··· AVAILABLE DATA

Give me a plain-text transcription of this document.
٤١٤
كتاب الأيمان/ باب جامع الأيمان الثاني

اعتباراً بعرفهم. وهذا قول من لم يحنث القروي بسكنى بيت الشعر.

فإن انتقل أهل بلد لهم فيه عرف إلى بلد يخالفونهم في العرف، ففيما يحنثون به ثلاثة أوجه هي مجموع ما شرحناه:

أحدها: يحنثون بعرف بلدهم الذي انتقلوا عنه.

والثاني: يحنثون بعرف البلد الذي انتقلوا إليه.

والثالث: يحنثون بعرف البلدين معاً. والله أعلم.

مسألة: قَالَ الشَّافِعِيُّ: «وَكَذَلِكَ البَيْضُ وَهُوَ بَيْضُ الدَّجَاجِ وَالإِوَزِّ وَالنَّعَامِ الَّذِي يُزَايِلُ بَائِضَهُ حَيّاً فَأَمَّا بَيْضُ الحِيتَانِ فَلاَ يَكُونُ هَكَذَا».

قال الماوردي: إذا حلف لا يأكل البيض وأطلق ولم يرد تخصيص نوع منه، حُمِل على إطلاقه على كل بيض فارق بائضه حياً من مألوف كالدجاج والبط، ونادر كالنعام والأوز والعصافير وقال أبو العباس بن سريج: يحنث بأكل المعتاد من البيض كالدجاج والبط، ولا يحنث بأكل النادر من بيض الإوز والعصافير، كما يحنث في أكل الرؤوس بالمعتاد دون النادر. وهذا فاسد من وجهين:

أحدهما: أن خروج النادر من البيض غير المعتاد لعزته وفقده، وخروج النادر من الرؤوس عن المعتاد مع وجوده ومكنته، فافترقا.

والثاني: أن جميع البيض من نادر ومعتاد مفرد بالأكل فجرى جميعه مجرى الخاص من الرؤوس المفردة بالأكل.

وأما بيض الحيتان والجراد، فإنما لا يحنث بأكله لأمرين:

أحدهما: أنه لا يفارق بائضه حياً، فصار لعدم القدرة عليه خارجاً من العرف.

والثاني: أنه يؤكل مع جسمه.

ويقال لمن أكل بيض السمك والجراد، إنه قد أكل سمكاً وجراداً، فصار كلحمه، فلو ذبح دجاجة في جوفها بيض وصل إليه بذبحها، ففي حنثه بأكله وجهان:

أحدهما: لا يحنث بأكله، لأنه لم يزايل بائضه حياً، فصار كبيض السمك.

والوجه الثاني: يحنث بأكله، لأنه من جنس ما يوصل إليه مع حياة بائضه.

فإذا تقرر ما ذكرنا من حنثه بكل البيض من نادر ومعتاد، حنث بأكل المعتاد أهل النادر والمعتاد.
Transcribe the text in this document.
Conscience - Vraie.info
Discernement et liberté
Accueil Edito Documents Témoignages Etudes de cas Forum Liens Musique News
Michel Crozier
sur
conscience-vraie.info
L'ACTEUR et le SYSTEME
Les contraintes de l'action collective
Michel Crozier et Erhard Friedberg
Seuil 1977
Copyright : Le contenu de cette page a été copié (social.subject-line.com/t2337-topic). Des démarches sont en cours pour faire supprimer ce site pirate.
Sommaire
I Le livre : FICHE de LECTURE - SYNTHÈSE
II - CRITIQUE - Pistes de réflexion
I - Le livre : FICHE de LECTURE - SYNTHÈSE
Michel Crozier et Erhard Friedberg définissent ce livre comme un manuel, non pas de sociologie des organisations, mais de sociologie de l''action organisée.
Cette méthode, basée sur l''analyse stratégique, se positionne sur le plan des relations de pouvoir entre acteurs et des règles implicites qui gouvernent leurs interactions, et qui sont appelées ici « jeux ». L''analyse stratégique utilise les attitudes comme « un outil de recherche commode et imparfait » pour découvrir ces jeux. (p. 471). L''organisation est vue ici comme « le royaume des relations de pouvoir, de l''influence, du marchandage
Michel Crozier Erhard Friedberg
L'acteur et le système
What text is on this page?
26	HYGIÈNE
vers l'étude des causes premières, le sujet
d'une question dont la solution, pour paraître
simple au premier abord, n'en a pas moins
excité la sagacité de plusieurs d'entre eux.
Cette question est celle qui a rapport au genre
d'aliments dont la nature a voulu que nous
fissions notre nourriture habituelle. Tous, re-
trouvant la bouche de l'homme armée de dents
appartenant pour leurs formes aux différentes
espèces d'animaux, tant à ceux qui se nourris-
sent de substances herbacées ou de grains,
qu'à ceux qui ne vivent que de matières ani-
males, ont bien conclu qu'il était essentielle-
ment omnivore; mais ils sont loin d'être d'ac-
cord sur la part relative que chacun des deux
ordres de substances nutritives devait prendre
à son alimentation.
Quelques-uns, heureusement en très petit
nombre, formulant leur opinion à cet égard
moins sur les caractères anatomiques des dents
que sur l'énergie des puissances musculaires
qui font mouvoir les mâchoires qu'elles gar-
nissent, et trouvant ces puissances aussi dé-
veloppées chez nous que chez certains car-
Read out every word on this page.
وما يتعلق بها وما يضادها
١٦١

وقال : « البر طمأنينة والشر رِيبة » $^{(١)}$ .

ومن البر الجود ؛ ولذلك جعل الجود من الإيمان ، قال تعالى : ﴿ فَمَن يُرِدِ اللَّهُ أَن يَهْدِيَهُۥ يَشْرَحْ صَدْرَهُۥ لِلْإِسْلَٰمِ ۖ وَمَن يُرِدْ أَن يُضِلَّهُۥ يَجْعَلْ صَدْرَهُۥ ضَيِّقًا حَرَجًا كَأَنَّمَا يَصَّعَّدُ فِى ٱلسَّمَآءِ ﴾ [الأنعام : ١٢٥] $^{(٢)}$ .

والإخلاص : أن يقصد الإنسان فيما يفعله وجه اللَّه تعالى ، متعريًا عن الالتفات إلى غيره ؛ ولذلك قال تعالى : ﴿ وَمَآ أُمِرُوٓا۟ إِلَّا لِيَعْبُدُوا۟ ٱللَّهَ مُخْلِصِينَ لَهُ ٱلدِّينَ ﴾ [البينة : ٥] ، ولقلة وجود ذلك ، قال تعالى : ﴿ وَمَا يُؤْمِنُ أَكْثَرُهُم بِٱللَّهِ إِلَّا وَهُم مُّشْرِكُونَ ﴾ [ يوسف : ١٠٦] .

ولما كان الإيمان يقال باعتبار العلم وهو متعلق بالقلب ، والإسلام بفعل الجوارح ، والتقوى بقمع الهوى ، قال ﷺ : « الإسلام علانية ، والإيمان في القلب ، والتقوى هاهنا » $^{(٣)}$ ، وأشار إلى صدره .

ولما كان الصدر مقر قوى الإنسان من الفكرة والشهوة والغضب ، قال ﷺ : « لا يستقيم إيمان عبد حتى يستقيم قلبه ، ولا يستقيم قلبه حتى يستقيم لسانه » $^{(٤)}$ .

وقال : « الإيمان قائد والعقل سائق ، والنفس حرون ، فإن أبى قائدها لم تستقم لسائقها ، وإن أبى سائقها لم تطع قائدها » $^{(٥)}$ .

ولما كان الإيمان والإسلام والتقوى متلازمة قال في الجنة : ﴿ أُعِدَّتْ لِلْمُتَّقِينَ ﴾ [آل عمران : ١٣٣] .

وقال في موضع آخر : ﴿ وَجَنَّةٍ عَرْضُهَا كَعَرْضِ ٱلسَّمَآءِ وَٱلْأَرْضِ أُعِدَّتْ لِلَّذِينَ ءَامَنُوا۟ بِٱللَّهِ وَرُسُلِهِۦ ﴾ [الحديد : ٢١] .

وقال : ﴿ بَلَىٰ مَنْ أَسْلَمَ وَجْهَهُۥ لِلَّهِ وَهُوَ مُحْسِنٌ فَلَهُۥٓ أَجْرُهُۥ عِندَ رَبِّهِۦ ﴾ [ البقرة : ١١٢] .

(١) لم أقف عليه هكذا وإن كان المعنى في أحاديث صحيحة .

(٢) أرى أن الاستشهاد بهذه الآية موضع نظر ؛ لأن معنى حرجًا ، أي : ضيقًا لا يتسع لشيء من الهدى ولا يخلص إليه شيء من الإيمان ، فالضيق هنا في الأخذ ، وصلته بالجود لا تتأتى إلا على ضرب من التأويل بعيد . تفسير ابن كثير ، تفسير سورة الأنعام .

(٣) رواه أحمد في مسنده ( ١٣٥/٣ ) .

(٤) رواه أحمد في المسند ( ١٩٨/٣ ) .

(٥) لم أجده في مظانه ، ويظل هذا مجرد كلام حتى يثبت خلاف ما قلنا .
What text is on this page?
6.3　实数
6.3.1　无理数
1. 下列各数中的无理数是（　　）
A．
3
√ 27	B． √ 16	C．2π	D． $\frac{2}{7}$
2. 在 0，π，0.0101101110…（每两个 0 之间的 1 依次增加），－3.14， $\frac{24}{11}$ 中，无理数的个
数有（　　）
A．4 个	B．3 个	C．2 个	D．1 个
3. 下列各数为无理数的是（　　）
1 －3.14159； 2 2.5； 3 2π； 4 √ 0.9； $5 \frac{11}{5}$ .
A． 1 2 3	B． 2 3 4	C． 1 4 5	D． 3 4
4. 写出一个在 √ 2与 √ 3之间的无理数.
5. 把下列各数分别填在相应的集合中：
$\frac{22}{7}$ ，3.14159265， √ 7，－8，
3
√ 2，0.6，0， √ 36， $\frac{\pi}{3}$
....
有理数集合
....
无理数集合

······

EXERCISE REQUIREMENTS -> Using the records above, find and show each line with the string "أحدهما".

RESULT BELOW ->
أحدهما: أن خروج النادر من البيض غير المعتاد لعزته وفقده، وخروج النادر من الرؤوس عن المعتاد مع وجوده ومكنته، فافترقا.
أحدهما: أنه لا يفارق بائضه حياً، فصار لعدم القدرة عليه خارجاً من العرف.
أحدهما: لا يحنث بأكله، لأنه لم يزايل بائضه حياً، فصار كبيض السمك.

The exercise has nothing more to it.